> Input rows:

>> BEGIN

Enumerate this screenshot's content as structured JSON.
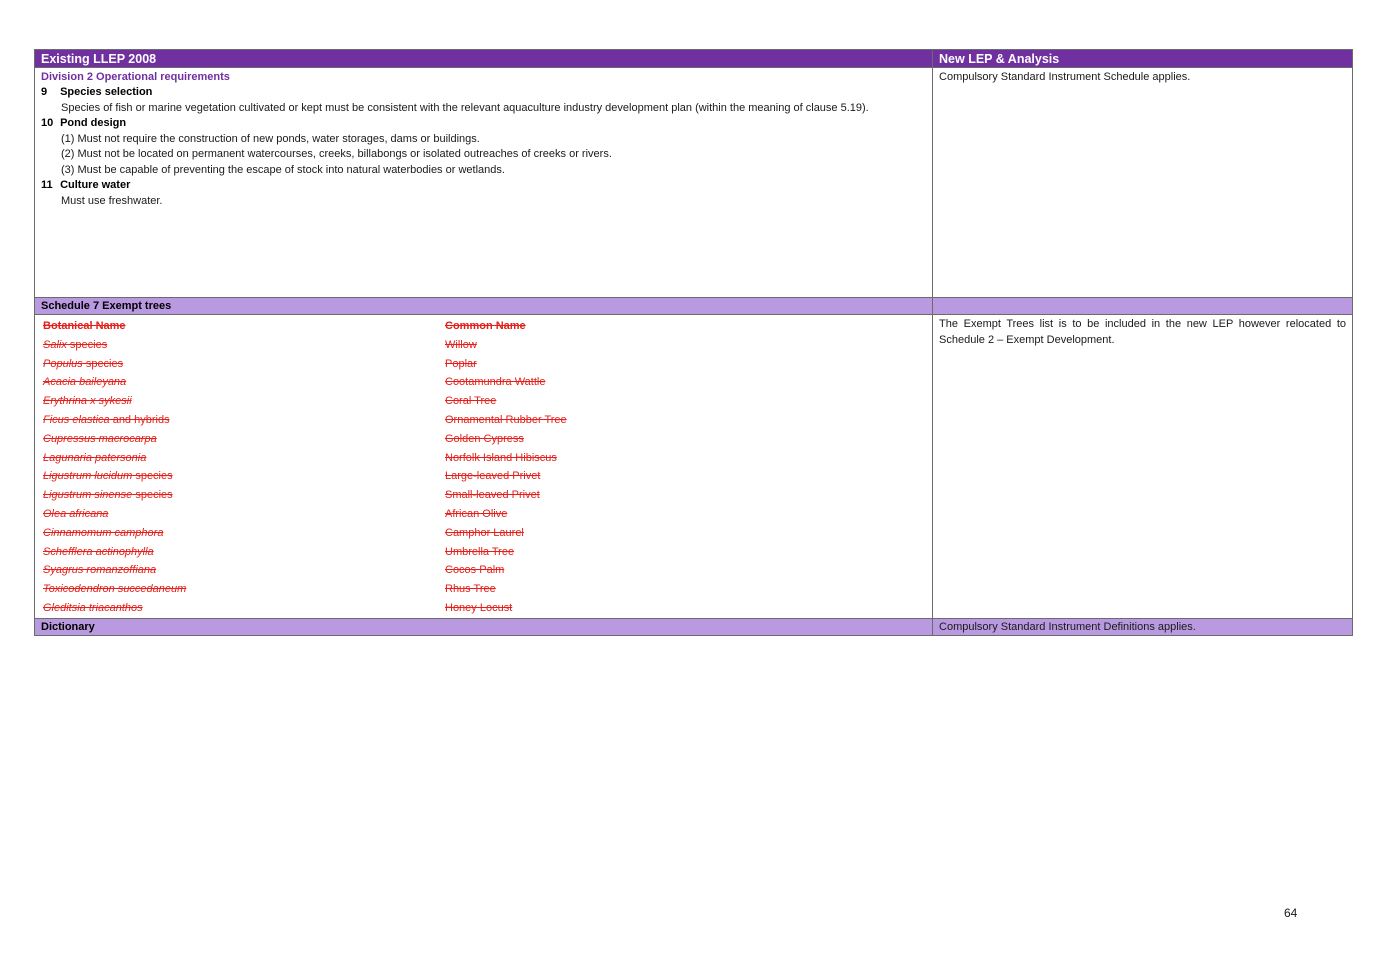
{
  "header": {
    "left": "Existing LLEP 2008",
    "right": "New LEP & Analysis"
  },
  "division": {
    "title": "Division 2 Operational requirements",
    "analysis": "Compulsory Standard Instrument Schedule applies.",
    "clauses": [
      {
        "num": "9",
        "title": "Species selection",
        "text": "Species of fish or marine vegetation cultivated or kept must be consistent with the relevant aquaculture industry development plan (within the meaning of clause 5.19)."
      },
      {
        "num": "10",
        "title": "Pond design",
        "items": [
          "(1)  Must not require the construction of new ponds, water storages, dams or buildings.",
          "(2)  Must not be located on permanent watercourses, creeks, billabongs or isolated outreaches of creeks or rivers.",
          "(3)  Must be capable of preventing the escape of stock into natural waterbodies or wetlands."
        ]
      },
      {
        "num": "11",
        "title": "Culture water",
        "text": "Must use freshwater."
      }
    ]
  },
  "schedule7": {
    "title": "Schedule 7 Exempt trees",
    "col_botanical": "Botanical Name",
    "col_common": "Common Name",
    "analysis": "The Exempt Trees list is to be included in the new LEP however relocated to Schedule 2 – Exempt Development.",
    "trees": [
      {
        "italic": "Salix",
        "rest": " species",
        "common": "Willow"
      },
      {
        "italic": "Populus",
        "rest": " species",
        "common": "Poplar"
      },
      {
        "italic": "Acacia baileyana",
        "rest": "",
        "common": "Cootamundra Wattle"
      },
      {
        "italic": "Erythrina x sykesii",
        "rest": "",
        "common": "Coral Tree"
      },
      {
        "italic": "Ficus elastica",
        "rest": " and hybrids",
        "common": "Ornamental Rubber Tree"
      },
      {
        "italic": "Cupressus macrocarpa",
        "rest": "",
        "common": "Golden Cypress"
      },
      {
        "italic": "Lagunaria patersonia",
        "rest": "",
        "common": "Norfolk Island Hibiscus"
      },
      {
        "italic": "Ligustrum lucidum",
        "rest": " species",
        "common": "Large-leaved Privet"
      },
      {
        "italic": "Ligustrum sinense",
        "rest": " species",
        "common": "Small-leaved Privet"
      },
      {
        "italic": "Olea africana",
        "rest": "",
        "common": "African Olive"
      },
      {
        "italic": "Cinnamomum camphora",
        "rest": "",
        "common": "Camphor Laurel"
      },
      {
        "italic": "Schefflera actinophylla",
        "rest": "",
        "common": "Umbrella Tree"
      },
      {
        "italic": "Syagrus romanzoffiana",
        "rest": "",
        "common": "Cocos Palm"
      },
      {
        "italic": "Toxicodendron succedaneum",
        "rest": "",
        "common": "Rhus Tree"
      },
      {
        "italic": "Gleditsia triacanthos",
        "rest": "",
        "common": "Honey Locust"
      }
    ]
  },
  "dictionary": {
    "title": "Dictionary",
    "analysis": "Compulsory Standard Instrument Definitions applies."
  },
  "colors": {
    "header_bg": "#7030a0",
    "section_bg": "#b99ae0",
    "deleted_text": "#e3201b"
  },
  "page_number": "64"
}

>> END

> Task description:
Without including any pictures, print each record exactly.

> Exercise result:
Enumerate this screenshot's content as structured JSON.
{
  "header": {
    "left": "Existing LLEP 2008",
    "right": "New LEP & Analysis"
  },
  "division": {
    "title": "Division 2 Operational requirements",
    "analysis": "Compulsory Standard Instrument Schedule applies.",
    "clauses": [
      {
        "num": "9",
        "title": "Species selection",
        "text": "Species of fish or marine vegetation cultivated or kept must be consistent with the relevant aquaculture industry development plan (within the meaning of clause 5.19)."
      },
      {
        "num": "10",
        "title": "Pond design",
        "items": [
          "(1)  Must not require the construction of new ponds, water storages, dams or buildings.",
          "(2)  Must not be located on permanent watercourses, creeks, billabongs or isolated outreaches of creeks or rivers.",
          "(3)  Must be capable of preventing the escape of stock into natural waterbodies or wetlands."
        ]
      },
      {
        "num": "11",
        "title": "Culture water",
        "text": "Must use freshwater."
      }
    ]
  },
  "schedule7": {
    "title": "Schedule 7 Exempt trees",
    "col_botanical": "Botanical Name",
    "col_common": "Common Name",
    "analysis": "The Exempt Trees list is to be included in the new LEP however relocated to Schedule 2 – Exempt Development.",
    "trees": [
      {
        "italic": "Salix",
        "rest": " species",
        "common": "Willow"
      },
      {
        "italic": "Populus",
        "rest": " species",
        "common": "Poplar"
      },
      {
        "italic": "Acacia baileyana",
        "rest": "",
        "common": "Cootamundra Wattle"
      },
      {
        "italic": "Erythrina x sykesii",
        "rest": "",
        "common": "Coral Tree"
      },
      {
        "italic": "Ficus elastica",
        "rest": " and hybrids",
        "common": "Ornamental Rubber Tree"
      },
      {
        "italic": "Cupressus macrocarpa",
        "rest": "",
        "common": "Golden Cypress"
      },
      {
        "italic": "Lagunaria patersonia",
        "rest": "",
        "common": "Norfolk Island Hibiscus"
      },
      {
        "italic": "Ligustrum lucidum",
        "rest": " species",
        "common": "Large-leaved Privet"
      },
      {
        "italic": "Ligustrum sinense",
        "rest": " species",
        "common": "Small-leaved Privet"
      },
      {
        "italic": "Olea africana",
        "rest": "",
        "common": "African Olive"
      },
      {
        "italic": "Cinnamomum camphora",
        "rest": "",
        "common": "Camphor Laurel"
      },
      {
        "italic": "Schefflera actinophylla",
        "rest": "",
        "common": "Umbrella Tree"
      },
      {
        "italic": "Syagrus romanzoffiana",
        "rest": "",
        "common": "Cocos Palm"
      },
      {
        "italic": "Toxicodendron succedaneum",
        "rest": "",
        "common": "Rhus Tree"
      },
      {
        "italic": "Gleditsia triacanthos",
        "rest": "",
        "common": "Honey Locust"
      }
    ]
  },
  "dictionary": {
    "title": "Dictionary",
    "analysis": "Compulsory Standard Instrument Definitions applies."
  },
  "colors": {
    "header_bg": "#7030a0",
    "section_bg": "#b99ae0",
    "deleted_text": "#e3201b"
  },
  "page_number": "64"
}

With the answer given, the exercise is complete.